[MATERIAL SUPPLIED]:
--------------------

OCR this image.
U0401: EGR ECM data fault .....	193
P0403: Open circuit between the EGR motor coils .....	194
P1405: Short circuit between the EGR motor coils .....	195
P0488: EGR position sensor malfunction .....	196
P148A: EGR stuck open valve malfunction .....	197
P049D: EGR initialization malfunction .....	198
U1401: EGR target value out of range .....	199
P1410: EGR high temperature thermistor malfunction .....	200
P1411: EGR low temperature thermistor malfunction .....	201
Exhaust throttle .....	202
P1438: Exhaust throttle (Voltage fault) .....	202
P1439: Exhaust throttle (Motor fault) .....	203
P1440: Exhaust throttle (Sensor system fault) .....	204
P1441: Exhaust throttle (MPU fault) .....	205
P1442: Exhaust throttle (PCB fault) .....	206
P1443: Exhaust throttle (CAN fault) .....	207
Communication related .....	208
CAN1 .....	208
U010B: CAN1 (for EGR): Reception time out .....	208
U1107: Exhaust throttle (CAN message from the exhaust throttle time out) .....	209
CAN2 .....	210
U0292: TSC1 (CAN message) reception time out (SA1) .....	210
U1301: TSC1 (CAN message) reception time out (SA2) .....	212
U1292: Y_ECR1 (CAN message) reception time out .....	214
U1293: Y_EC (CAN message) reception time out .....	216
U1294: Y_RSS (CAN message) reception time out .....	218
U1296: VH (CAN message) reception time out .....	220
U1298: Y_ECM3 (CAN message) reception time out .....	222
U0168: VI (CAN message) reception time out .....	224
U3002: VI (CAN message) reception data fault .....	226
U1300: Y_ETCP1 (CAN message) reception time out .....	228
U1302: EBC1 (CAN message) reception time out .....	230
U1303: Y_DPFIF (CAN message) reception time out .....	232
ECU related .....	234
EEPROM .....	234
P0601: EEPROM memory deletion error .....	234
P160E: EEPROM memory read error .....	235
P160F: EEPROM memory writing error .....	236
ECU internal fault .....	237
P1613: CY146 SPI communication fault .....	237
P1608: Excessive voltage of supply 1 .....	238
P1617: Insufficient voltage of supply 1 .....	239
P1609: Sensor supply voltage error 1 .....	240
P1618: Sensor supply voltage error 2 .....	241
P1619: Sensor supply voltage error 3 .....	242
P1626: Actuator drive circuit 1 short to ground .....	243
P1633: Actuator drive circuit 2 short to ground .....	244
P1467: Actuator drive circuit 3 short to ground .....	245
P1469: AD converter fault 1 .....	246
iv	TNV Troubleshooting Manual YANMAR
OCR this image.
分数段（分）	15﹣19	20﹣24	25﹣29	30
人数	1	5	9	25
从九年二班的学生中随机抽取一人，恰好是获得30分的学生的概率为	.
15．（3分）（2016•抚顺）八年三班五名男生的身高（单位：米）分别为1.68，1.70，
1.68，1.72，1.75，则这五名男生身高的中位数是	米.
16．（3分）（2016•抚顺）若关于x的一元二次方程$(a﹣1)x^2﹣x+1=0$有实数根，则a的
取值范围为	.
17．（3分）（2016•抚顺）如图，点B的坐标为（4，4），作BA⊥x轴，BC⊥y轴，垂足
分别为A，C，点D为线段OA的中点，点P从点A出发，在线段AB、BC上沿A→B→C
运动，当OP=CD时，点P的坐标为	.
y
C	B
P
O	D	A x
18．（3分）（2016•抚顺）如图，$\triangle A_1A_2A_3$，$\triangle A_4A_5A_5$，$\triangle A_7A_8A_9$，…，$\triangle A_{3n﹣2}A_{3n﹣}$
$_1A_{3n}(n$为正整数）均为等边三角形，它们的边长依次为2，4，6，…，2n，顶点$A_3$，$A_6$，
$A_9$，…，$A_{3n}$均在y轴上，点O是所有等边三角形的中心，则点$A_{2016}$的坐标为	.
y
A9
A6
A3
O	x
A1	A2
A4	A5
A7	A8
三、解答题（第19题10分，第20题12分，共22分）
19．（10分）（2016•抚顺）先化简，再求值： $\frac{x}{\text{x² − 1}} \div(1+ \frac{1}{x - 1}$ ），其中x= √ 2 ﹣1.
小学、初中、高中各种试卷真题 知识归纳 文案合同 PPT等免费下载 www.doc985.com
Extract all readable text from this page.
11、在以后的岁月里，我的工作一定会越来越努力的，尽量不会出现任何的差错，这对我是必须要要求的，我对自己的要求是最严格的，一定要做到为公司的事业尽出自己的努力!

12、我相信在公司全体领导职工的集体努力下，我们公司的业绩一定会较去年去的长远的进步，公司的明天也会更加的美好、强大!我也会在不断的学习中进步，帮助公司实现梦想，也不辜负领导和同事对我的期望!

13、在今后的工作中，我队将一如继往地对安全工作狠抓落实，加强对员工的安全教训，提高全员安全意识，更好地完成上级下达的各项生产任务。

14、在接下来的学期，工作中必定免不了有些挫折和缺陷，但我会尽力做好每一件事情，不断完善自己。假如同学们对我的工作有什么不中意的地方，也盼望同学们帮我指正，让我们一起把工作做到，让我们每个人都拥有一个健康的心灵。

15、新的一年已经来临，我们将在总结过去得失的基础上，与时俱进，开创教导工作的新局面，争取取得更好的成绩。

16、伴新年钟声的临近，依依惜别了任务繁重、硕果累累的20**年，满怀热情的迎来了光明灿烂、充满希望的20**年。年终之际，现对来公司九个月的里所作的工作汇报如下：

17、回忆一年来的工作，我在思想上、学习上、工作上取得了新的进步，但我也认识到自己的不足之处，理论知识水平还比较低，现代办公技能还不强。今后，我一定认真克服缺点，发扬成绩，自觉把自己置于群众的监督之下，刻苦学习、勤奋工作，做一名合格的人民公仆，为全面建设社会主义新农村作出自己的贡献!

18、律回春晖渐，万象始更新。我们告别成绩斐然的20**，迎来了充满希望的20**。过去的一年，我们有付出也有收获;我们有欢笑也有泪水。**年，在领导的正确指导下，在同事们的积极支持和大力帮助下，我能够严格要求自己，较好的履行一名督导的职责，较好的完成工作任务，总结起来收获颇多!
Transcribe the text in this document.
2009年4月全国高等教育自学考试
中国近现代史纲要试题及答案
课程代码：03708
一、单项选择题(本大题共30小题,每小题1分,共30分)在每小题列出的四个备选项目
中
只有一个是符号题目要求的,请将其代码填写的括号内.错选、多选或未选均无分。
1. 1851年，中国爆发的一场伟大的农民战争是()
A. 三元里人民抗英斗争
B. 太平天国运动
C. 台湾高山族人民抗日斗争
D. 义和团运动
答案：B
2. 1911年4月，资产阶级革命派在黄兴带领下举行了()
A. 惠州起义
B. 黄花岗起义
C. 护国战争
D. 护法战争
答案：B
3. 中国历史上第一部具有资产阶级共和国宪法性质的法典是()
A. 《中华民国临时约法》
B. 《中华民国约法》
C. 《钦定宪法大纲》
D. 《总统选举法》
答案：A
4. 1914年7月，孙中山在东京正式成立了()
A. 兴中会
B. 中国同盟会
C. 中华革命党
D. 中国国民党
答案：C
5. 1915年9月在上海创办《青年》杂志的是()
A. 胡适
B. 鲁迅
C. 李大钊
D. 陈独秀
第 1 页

--------------------

[TASK REQUIREMENTS]: Find the lines containing "text" and pull them out.

[FINAL RESULT]:
19．（10分）（2016•抚顺）先化简，再求值： $\frac{x}{\text{x² − 1}} \div(1+ \frac{1}{x - 1}$ ），其中x= √ 2 ﹣1.
Extract all readable text from this page.
Transcribe the text in this document.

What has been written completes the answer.